▶ Exercise goal
Take every line from the listing below that contains "TheRumbleBot".

▶ Material for the task
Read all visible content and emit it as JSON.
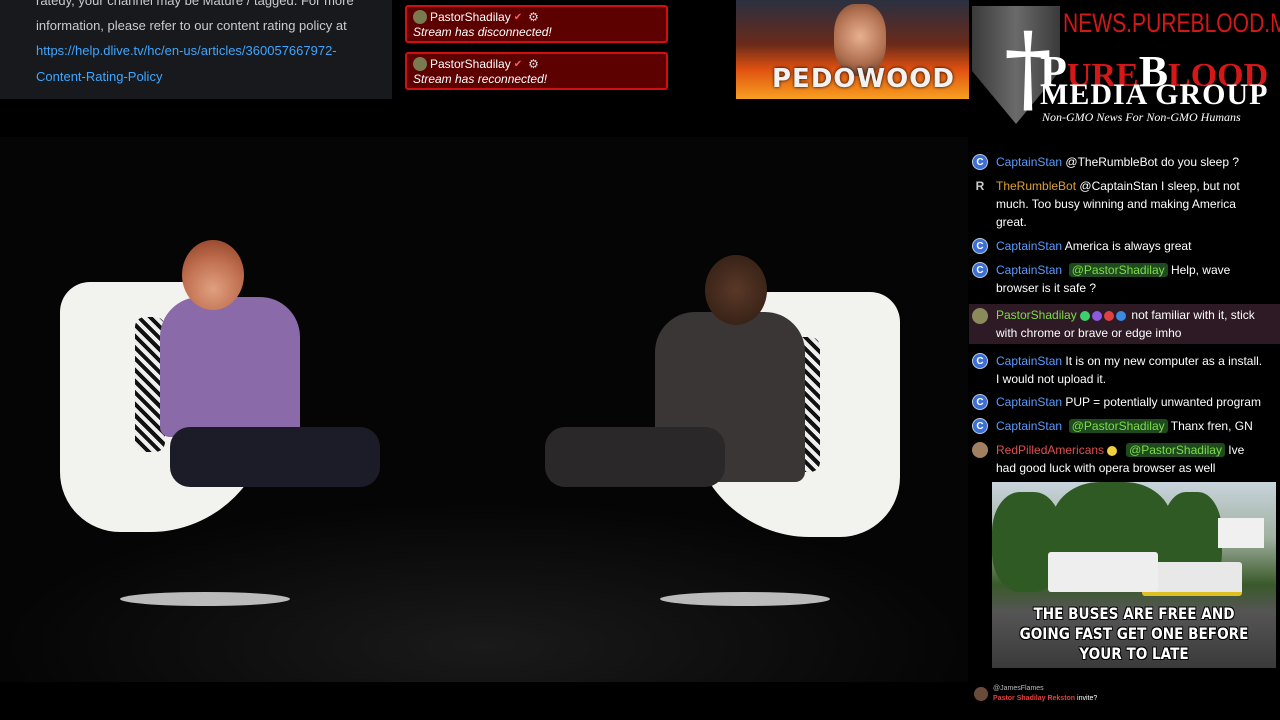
{
  "info": {
    "line1": "ratedy, your channel may be Mature / tagged. For more",
    "line2": "information, please refer to our content rating policy at",
    "link1": "https://help.dlive.tv/hc/en-us/articles/360057667972-",
    "link2": "Content-Rating-Policy"
  },
  "alerts": [
    {
      "user": "PastorShadilay",
      "message": "Stream has disconnected!"
    },
    {
      "user": "PastorShadilay",
      "message": "Stream has reconnected!"
    }
  ],
  "thumbnail": {
    "text": "PEDOWOOD"
  },
  "logo": {
    "url": "NEWS.PUREBLOOD.MEDIA",
    "line1_big": "P",
    "line1_rest": "URE",
    "line1_b": "B",
    "line1_end": "LOOD",
    "line2": "MEDIA GROUP",
    "tagline": "Non-GMO News For Non-GMO Humans"
  },
  "chat": {
    "messages": [
      {
        "badge": "C",
        "user": "CaptainStan",
        "pre": "",
        "mention": "@TheRumbleBot",
        "text": " do you sleep ?"
      },
      {
        "badge": "R",
        "user": "TheRumbleBot",
        "pre": "",
        "mention": "@CaptainStan",
        "text": " I sleep, but not much. Too busy winning and making America great."
      },
      {
        "badge": "C",
        "user": "CaptainStan",
        "pre": "",
        "mention": "",
        "text": " America is always great"
      },
      {
        "badge": "C",
        "user": "CaptainStan",
        "pre": "",
        "mention": "@PastorShadilay",
        "text": " Help, wave browser is it safe ?"
      },
      {
        "badge": "",
        "user": "PastorShadilay",
        "pre": "",
        "mention": "",
        "text": " not familiar with it, stick with chrome or brave or edge imho"
      },
      {
        "badge": "C",
        "user": "CaptainStan",
        "pre": "",
        "mention": "",
        "text": " It is on my new computer as a install. I would not upload it."
      },
      {
        "badge": "C",
        "user": "CaptainStan",
        "pre": "",
        "mention": "",
        "text": " PUP = potentially unwanted program"
      },
      {
        "badge": "C",
        "user": "CaptainStan",
        "pre": "",
        "mention": "@PastorShadilay",
        "text": " Thanx fren, GN"
      },
      {
        "badge": "",
        "user": "RedPilledAmericans",
        "pre": "",
        "mention": "@PastorShadilay",
        "text": " Ive had good luck with opera browser as well"
      }
    ]
  },
  "meme": {
    "caption": "THE BUSES ARE FREE AND GOING FAST GET ONE BEFORE YOUR TO LATE"
  },
  "footer": {
    "line1": "@JamesFlames",
    "line2": "Pastor Shadilay Rekston",
    "line2_end": " invite?"
  },
  "colors": {
    "accent_red": "#d41717",
    "link": "#3ea6ff",
    "captain": "#5b9bff",
    "pastor": "#7ddc4a"
  }
}
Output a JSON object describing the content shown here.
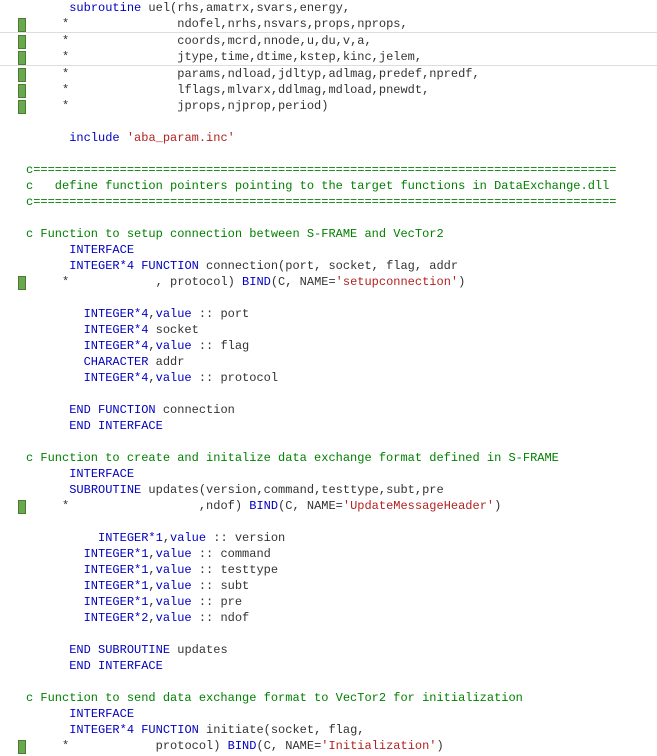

▶ Answer to this problem
        "mention": "@TheRumbleBot",
        "user": "TheRumbleBot",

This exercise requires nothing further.